[BEGIN]
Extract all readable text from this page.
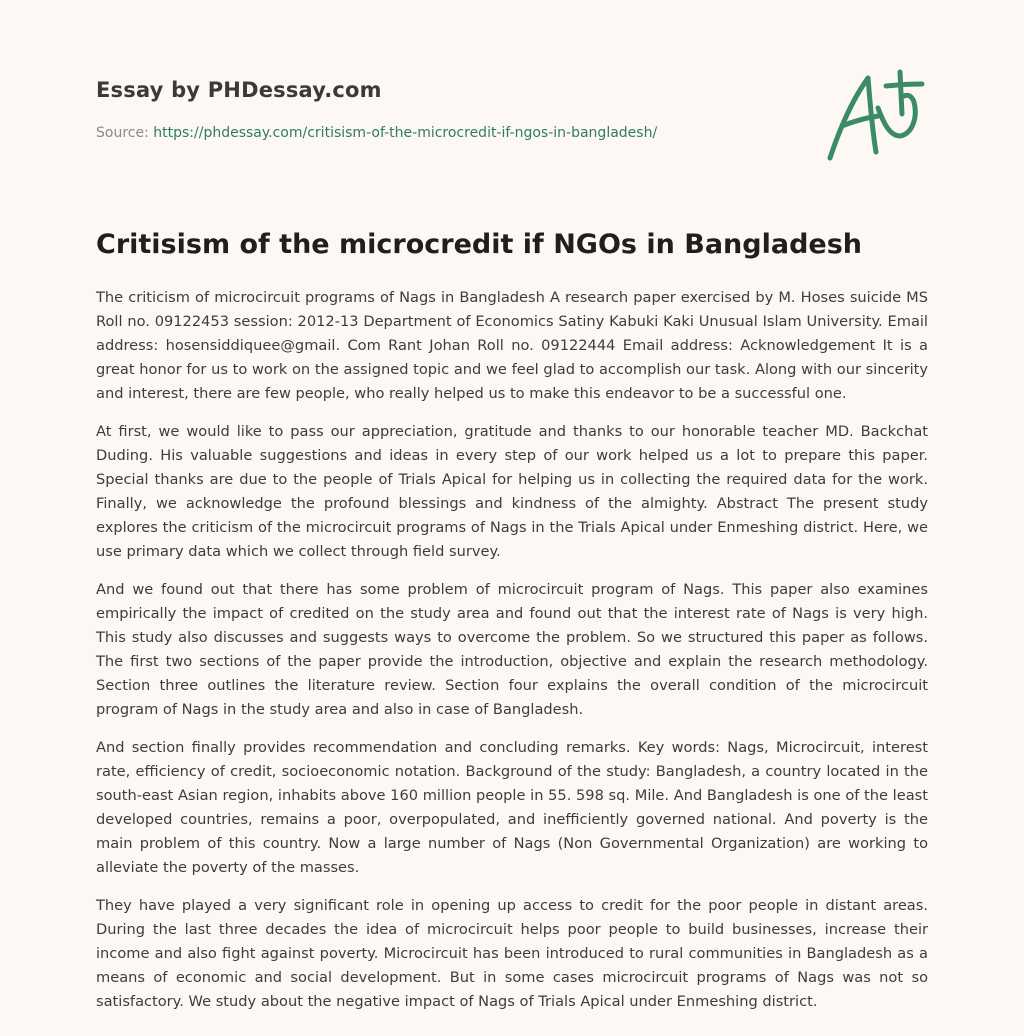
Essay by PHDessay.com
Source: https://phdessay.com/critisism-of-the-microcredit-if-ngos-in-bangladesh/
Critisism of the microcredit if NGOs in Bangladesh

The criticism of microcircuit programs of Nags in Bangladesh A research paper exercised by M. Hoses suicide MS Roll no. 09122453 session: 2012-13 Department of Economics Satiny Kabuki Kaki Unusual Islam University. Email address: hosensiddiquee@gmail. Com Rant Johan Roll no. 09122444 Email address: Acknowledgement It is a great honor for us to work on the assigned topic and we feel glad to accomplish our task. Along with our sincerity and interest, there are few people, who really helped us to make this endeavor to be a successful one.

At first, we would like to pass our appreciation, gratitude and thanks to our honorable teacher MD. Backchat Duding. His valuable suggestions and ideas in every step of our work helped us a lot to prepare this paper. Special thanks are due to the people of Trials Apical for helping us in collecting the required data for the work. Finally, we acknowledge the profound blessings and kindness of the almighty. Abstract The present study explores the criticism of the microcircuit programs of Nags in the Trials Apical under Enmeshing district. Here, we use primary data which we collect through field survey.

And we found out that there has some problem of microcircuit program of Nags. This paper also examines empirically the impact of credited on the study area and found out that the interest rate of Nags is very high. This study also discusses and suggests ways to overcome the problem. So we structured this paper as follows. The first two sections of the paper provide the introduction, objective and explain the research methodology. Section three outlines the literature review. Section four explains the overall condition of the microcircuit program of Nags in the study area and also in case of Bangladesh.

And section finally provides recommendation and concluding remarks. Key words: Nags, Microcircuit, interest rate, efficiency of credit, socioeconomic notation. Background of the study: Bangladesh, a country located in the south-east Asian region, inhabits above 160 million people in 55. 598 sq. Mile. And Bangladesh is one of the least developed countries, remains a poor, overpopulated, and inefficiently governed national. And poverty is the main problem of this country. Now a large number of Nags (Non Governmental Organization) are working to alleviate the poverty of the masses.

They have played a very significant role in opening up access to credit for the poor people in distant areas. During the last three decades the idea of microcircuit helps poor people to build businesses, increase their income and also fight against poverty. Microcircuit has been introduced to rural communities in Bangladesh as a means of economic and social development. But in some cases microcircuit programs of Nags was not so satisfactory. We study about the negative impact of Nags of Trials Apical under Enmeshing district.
[END]
[BEGIN]
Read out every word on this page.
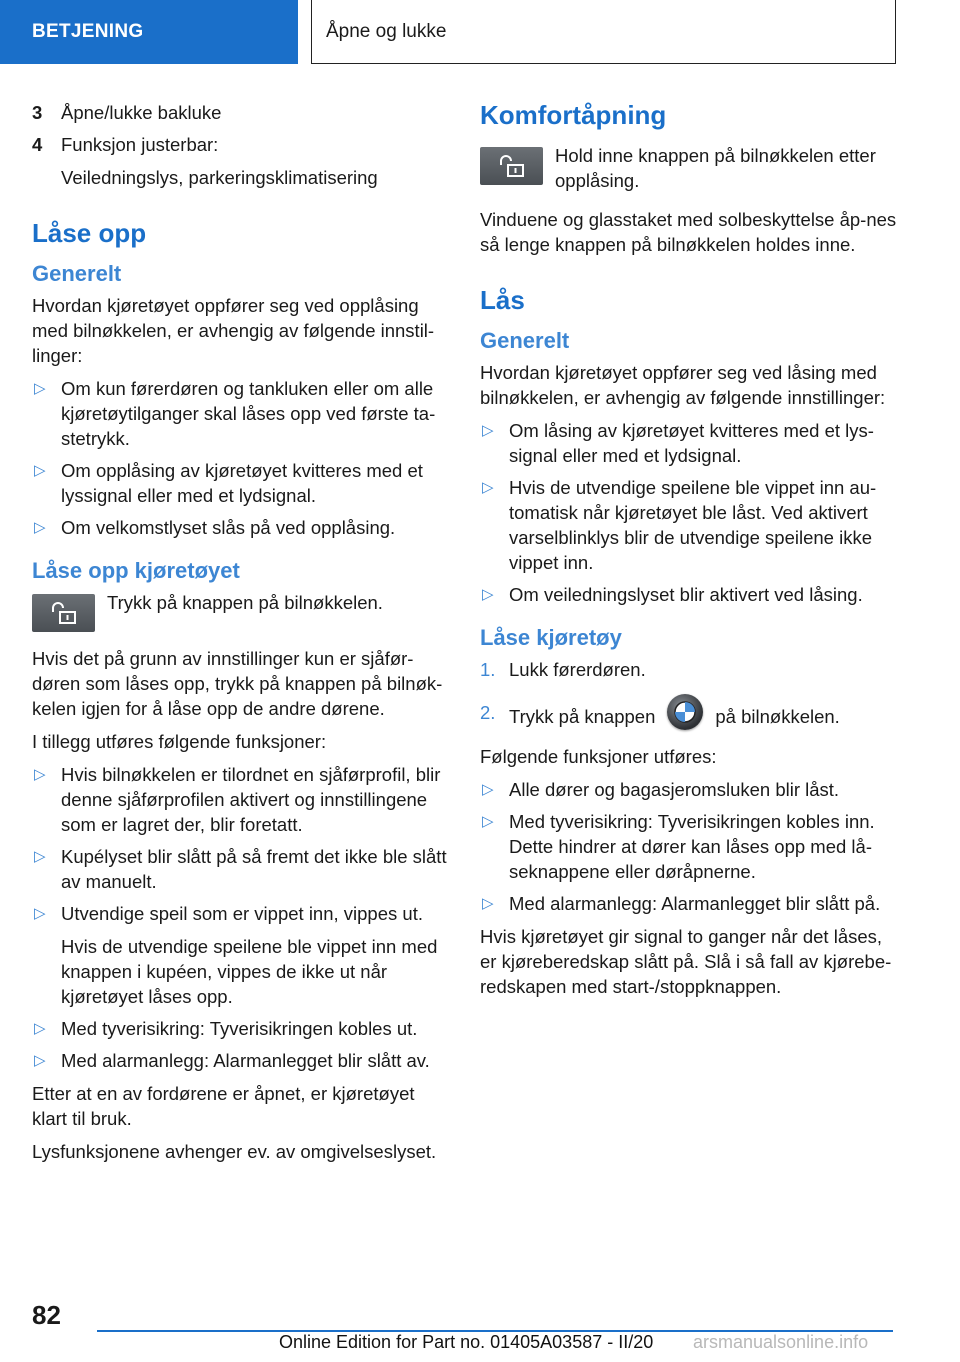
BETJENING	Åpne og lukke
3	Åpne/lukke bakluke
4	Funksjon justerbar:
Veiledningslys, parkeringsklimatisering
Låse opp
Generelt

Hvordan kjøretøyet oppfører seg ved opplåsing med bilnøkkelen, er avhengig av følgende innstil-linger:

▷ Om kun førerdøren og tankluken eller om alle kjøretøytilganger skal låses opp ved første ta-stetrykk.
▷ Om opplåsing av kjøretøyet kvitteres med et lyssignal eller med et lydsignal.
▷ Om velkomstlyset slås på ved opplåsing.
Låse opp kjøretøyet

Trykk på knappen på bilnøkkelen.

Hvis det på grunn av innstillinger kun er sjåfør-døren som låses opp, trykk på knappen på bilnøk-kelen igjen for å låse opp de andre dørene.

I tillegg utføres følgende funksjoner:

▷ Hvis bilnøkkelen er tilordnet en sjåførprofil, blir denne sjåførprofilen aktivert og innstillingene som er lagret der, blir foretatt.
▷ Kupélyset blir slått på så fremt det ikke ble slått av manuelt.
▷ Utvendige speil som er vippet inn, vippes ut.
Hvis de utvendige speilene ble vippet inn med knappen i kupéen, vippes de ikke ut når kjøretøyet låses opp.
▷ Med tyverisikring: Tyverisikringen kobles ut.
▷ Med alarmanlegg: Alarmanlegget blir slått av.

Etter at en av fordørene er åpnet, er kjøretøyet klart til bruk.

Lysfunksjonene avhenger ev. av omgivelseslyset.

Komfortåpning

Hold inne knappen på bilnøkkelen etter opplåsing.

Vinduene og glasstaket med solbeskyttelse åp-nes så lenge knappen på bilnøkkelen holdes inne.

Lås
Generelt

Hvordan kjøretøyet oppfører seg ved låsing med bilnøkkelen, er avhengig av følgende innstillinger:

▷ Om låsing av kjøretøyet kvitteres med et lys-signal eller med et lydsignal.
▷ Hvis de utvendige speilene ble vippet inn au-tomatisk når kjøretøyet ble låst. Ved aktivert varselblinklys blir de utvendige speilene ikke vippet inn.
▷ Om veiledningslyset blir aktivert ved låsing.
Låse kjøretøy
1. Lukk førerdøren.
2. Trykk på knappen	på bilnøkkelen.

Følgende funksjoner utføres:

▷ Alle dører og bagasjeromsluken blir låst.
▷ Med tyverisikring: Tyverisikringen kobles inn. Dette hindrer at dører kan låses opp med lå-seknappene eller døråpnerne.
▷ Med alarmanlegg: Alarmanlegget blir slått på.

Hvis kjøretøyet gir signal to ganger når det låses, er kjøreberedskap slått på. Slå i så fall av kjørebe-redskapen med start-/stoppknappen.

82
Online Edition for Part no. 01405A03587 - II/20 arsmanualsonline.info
[END]
**Exercise goal**
Using the listing above, return all lines where the word "kvitteres" occurs.

**The output**
▷ Om opplåsing av kjøretøyet kvitteres med et lyssignal eller med et lydsignal.
▷ Om låsing av kjøretøyet kvitteres med et lys-signal eller med et lydsignal.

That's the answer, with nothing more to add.